[Layout element annotations]
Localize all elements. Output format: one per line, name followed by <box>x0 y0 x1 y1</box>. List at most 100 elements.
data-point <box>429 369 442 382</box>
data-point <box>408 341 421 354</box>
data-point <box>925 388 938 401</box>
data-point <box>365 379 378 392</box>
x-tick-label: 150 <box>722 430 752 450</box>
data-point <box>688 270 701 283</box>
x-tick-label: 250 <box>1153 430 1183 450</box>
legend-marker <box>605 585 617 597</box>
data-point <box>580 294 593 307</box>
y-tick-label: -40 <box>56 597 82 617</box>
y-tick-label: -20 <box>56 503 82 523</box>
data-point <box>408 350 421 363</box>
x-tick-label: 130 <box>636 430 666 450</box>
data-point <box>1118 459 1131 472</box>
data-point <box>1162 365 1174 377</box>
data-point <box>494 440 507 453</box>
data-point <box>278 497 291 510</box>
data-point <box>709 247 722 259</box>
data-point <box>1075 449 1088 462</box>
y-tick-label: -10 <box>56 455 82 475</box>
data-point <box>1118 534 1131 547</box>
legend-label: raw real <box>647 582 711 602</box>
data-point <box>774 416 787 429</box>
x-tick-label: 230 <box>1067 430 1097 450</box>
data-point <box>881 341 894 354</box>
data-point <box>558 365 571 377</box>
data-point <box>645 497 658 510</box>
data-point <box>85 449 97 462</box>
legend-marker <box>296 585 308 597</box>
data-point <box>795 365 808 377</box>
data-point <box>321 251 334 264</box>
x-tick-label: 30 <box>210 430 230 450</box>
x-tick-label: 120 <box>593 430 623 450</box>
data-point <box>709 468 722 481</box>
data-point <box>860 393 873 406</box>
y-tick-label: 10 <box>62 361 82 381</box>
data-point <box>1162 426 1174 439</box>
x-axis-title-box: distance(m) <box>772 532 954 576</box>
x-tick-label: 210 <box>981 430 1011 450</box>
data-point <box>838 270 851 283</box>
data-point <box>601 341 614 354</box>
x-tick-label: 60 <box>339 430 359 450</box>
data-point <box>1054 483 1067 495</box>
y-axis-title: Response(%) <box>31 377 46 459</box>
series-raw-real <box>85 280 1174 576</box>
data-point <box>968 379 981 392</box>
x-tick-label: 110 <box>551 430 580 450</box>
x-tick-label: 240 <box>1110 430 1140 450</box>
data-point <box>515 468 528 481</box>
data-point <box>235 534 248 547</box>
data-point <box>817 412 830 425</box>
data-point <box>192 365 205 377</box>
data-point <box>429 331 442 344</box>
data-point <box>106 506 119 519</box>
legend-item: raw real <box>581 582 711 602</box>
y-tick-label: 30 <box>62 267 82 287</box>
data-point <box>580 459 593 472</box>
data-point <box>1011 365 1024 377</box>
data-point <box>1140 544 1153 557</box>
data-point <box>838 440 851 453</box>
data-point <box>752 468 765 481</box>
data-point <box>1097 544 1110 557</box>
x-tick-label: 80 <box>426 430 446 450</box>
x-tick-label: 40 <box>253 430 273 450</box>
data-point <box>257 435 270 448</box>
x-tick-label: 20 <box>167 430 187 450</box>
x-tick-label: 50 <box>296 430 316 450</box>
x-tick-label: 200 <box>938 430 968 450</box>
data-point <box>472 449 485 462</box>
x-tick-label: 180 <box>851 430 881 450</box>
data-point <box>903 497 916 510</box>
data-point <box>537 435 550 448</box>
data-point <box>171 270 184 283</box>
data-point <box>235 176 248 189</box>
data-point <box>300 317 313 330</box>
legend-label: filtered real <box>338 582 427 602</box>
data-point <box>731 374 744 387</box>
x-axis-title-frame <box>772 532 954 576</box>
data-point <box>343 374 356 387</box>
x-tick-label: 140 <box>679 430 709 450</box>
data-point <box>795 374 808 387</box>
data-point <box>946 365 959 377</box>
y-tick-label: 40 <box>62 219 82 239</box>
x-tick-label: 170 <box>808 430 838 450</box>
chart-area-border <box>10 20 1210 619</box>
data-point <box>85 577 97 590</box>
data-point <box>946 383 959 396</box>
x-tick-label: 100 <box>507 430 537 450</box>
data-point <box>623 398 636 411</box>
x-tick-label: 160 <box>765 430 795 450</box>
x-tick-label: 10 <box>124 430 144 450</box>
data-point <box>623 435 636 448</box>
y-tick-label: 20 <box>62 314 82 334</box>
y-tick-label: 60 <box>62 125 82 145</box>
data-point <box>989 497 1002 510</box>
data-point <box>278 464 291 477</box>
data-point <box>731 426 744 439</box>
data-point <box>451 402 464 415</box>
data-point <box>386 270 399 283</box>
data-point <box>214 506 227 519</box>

Stated goal.
Put the lines of the entries, from the first line up to and including the line containing "data-point <box>925 388 938 401</box>", into a Markdown table with the columns "Row" and "Line", leaving out any blank lines.

Output for this exercise.
| Row | Line |
|---|---|
| 1 | Localize all elements. Output format: one per line, name followed by <box>x0 y0 x1 y1</box>. List at most 100 elements. |
| 2 | data-point <box>429 369 442 382</box> |
| 3 | data-point <box>408 341 421 354</box> |
| 4 | data-point <box>925 388 938 401</box> |